>> BEGIN

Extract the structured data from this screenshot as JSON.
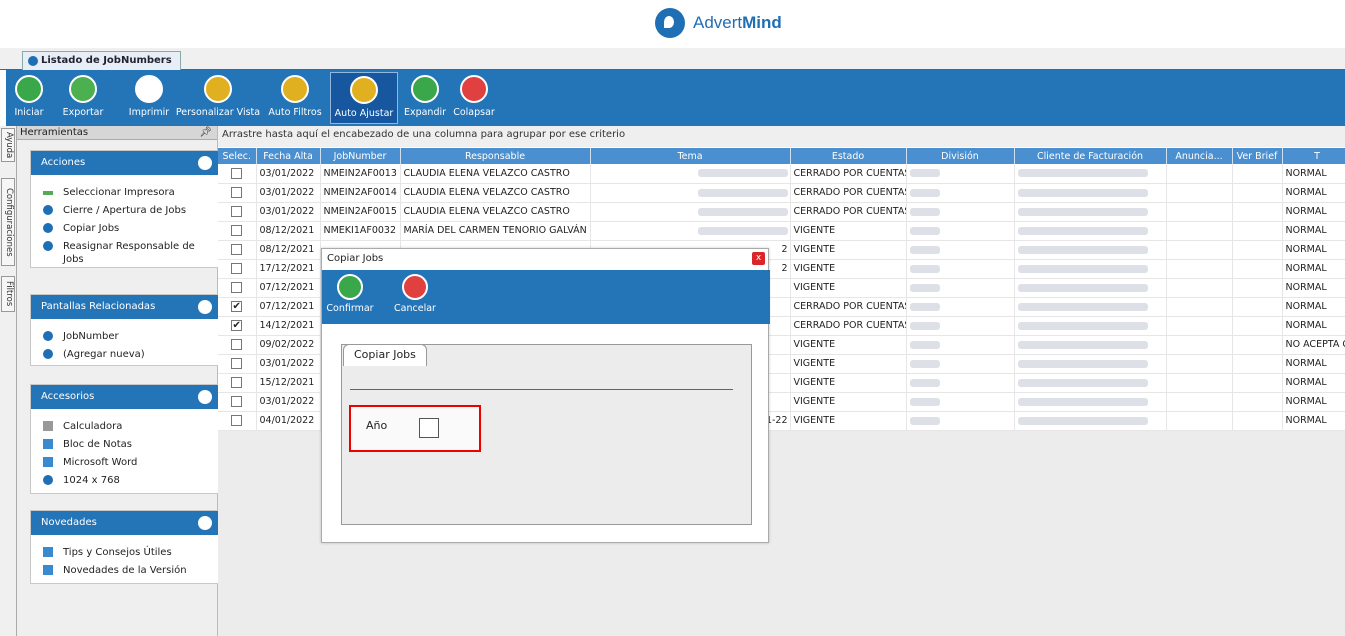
{
  "brand": {
    "name_a": "Advert",
    "name_b": "Mind"
  },
  "window_tab": "Listado de JobNumbers",
  "toolbar": [
    {
      "label": "Iniciar",
      "icon": "play-icon",
      "color": "#3aa84a"
    },
    {
      "label": "Exportar",
      "icon": "export-icon",
      "color": "#4caf50"
    },
    {
      "label": "Imprimir",
      "icon": "printer-icon",
      "color": "#ffffff"
    },
    {
      "label": "Personalizar Vista",
      "icon": "globe-grid-icon",
      "color": "#e0b020"
    },
    {
      "label": "Auto Filtros",
      "icon": "filter-icon",
      "color": "#e0b020"
    },
    {
      "label": "Auto Ajustar",
      "icon": "auto-fit-icon",
      "color": "#e0b020"
    },
    {
      "label": "Expandir",
      "icon": "expand-icon",
      "color": "#3aa84a"
    },
    {
      "label": "Colapsar",
      "icon": "collapse-icon",
      "color": "#e04040"
    }
  ],
  "side_tabs": [
    "Ayuda",
    "Configuraciones",
    "Filtros"
  ],
  "tools": {
    "header": "Herramientas",
    "groups": [
      {
        "title": "Acciones",
        "items": [
          "Seleccionar Impresora",
          "Cierre / Apertura de Jobs",
          "Copiar Jobs",
          "Reasignar Responsable de Jobs"
        ]
      },
      {
        "title": "Pantallas Relacionadas",
        "items": [
          "JobNumber",
          "(Agregar nueva)"
        ]
      },
      {
        "title": "Accesorios",
        "items": [
          "Calculadora",
          "Bloc de Notas",
          "Microsoft Word",
          "1024 x 768"
        ]
      },
      {
        "title": "Novedades",
        "items": [
          "Tips y Consejos Útiles",
          "Novedades de la Versión"
        ]
      }
    ]
  },
  "group_hint": "Arrastre hasta aquí el encabezado de una columna para agrupar por ese criterio",
  "columns": [
    "Selec.",
    "Fecha Alta",
    "JobNumber",
    "Responsable",
    "Tema",
    "Estado",
    "División",
    "Cliente de Facturación",
    "Anuncia...",
    "Ver Brief",
    "T"
  ],
  "rows": [
    {
      "sel": "",
      "fecha": "03/01/2022",
      "job": "NMEIN2AF0013",
      "resp": "CLAUDIA ELENA VELAZCO CASTRO",
      "tema_tail": "",
      "estado": "CERRADO POR CUENTAS",
      "t": "NORMAL"
    },
    {
      "sel": "",
      "fecha": "03/01/2022",
      "job": "NMEIN2AF0014",
      "resp": "CLAUDIA ELENA VELAZCO CASTRO",
      "tema_tail": "",
      "estado": "CERRADO POR CUENTAS",
      "t": "NORMAL"
    },
    {
      "sel": "",
      "fecha": "03/01/2022",
      "job": "NMEIN2AF0015",
      "resp": "CLAUDIA ELENA VELAZCO CASTRO",
      "tema_tail": "",
      "estado": "CERRADO POR CUENTAS",
      "t": "NORMAL"
    },
    {
      "sel": "",
      "fecha": "08/12/2021",
      "job": "NMEKI1AF0032",
      "resp": "MARÍA DEL CARMEN TENORIO GALVÁN",
      "tema_tail": "",
      "estado": "VIGENTE",
      "t": "NORMAL"
    },
    {
      "sel": "",
      "fecha": "08/12/2021",
      "job": "",
      "resp": "",
      "tema_tail": "2",
      "estado": "VIGENTE",
      "t": "NORMAL"
    },
    {
      "sel": "",
      "fecha": "17/12/2021",
      "job": "",
      "resp": "",
      "tema_tail": "2",
      "estado": "VIGENTE",
      "t": "NORMAL"
    },
    {
      "sel": "",
      "fecha": "07/12/2021",
      "job": "",
      "resp": "",
      "tema_tail": "",
      "estado": "VIGENTE",
      "t": "NORMAL"
    },
    {
      "sel": "✔",
      "fecha": "07/12/2021",
      "job": "",
      "resp": "",
      "tema_tail": "",
      "estado": "CERRADO POR CUENTAS",
      "t": "NORMAL"
    },
    {
      "sel": "✔",
      "fecha": "14/12/2021",
      "job": "",
      "resp": "",
      "tema_tail": "",
      "estado": "CERRADO POR CUENTAS",
      "t": "NORMAL"
    },
    {
      "sel": "",
      "fecha": "09/02/2022",
      "job": "",
      "resp": "",
      "tema_tail": "",
      "estado": "VIGENTE",
      "t": "NO ACEPTA C."
    },
    {
      "sel": "",
      "fecha": "03/01/2022",
      "job": "",
      "resp": "",
      "tema_tail": "",
      "estado": "VIGENTE",
      "t": "NORMAL"
    },
    {
      "sel": "",
      "fecha": "15/12/2021",
      "job": "",
      "resp": "",
      "tema_tail": "",
      "estado": "VIGENTE",
      "t": "NORMAL"
    },
    {
      "sel": "",
      "fecha": "03/01/2022",
      "job": "",
      "resp": "",
      "tema_tail": "",
      "estado": "VIGENTE",
      "t": "NORMAL"
    },
    {
      "sel": "",
      "fecha": "04/01/2022",
      "job": "",
      "resp": "",
      "tema_tail": "1-22",
      "estado": "VIGENTE",
      "t": "NORMAL"
    }
  ],
  "dialog": {
    "title": "Copiar Jobs",
    "close": "x",
    "confirm": "Confirmar",
    "cancel": "Cancelar",
    "tab": "Copiar Jobs",
    "year_label": "Año"
  }
}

>> END

Omitting all images, retype each line of the records precisely.

- **Solution to the exercise**:
Extract the structured data from this screenshot as JSON.
{
  "brand": {
    "name_a": "Advert",
    "name_b": "Mind"
  },
  "window_tab": "Listado de JobNumbers",
  "toolbar": [
    {
      "label": "Iniciar",
      "icon": "play-icon",
      "color": "#3aa84a"
    },
    {
      "label": "Exportar",
      "icon": "export-icon",
      "color": "#4caf50"
    },
    {
      "label": "Imprimir",
      "icon": "printer-icon",
      "color": "#ffffff"
    },
    {
      "label": "Personalizar Vista",
      "icon": "globe-grid-icon",
      "color": "#e0b020"
    },
    {
      "label": "Auto Filtros",
      "icon": "filter-icon",
      "color": "#e0b020"
    },
    {
      "label": "Auto Ajustar",
      "icon": "auto-fit-icon",
      "color": "#e0b020"
    },
    {
      "label": "Expandir",
      "icon": "expand-icon",
      "color": "#3aa84a"
    },
    {
      "label": "Colapsar",
      "icon": "collapse-icon",
      "color": "#e04040"
    }
  ],
  "side_tabs": [
    "Ayuda",
    "Configuraciones",
    "Filtros"
  ],
  "tools": {
    "header": "Herramientas",
    "groups": [
      {
        "title": "Acciones",
        "items": [
          "Seleccionar Impresora",
          "Cierre / Apertura de Jobs",
          "Copiar Jobs",
          "Reasignar Responsable de Jobs"
        ]
      },
      {
        "title": "Pantallas Relacionadas",
        "items": [
          "JobNumber",
          "(Agregar nueva)"
        ]
      },
      {
        "title": "Accesorios",
        "items": [
          "Calculadora",
          "Bloc de Notas",
          "Microsoft Word",
          "1024 x 768"
        ]
      },
      {
        "title": "Novedades",
        "items": [
          "Tips y Consejos Útiles",
          "Novedades de la Versión"
        ]
      }
    ]
  },
  "group_hint": "Arrastre hasta aquí el encabezado de una columna para agrupar por ese criterio",
  "columns": [
    "Selec.",
    "Fecha Alta",
    "JobNumber",
    "Responsable",
    "Tema",
    "Estado",
    "División",
    "Cliente de Facturación",
    "Anuncia...",
    "Ver Brief",
    "T"
  ],
  "rows": [
    {
      "sel": "",
      "fecha": "03/01/2022",
      "job": "NMEIN2AF0013",
      "resp": "CLAUDIA ELENA VELAZCO CASTRO",
      "tema_tail": "",
      "estado": "CERRADO POR CUENTAS",
      "t": "NORMAL"
    },
    {
      "sel": "",
      "fecha": "03/01/2022",
      "job": "NMEIN2AF0014",
      "resp": "CLAUDIA ELENA VELAZCO CASTRO",
      "tema_tail": "",
      "estado": "CERRADO POR CUENTAS",
      "t": "NORMAL"
    },
    {
      "sel": "",
      "fecha": "03/01/2022",
      "job": "NMEIN2AF0015",
      "resp": "CLAUDIA ELENA VELAZCO CASTRO",
      "tema_tail": "",
      "estado": "CERRADO POR CUENTAS",
      "t": "NORMAL"
    },
    {
      "sel": "",
      "fecha": "08/12/2021",
      "job": "NMEKI1AF0032",
      "resp": "MARÍA DEL CARMEN TENORIO GALVÁN",
      "tema_tail": "",
      "estado": "VIGENTE",
      "t": "NORMAL"
    },
    {
      "sel": "",
      "fecha": "08/12/2021",
      "job": "",
      "resp": "",
      "tema_tail": "2",
      "estado": "VIGENTE",
      "t": "NORMAL"
    },
    {
      "sel": "",
      "fecha": "17/12/2021",
      "job": "",
      "resp": "",
      "tema_tail": "2",
      "estado": "VIGENTE",
      "t": "NORMAL"
    },
    {
      "sel": "",
      "fecha": "07/12/2021",
      "job": "",
      "resp": "",
      "tema_tail": "",
      "estado": "VIGENTE",
      "t": "NORMAL"
    },
    {
      "sel": "✔",
      "fecha": "07/12/2021",
      "job": "",
      "resp": "",
      "tema_tail": "",
      "estado": "CERRADO POR CUENTAS",
      "t": "NORMAL"
    },
    {
      "sel": "✔",
      "fecha": "14/12/2021",
      "job": "",
      "resp": "",
      "tema_tail": "",
      "estado": "CERRADO POR CUENTAS",
      "t": "NORMAL"
    },
    {
      "sel": "",
      "fecha": "09/02/2022",
      "job": "",
      "resp": "",
      "tema_tail": "",
      "estado": "VIGENTE",
      "t": "NO ACEPTA C."
    },
    {
      "sel": "",
      "fecha": "03/01/2022",
      "job": "",
      "resp": "",
      "tema_tail": "",
      "estado": "VIGENTE",
      "t": "NORMAL"
    },
    {
      "sel": "",
      "fecha": "15/12/2021",
      "job": "",
      "resp": "",
      "tema_tail": "",
      "estado": "VIGENTE",
      "t": "NORMAL"
    },
    {
      "sel": "",
      "fecha": "03/01/2022",
      "job": "",
      "resp": "",
      "tema_tail": "",
      "estado": "VIGENTE",
      "t": "NORMAL"
    },
    {
      "sel": "",
      "fecha": "04/01/2022",
      "job": "",
      "resp": "",
      "tema_tail": "1-22",
      "estado": "VIGENTE",
      "t": "NORMAL"
    }
  ],
  "dialog": {
    "title": "Copiar Jobs",
    "close": "x",
    "confirm": "Confirmar",
    "cancel": "Cancelar",
    "tab": "Copiar Jobs",
    "year_label": "Año"
  }
}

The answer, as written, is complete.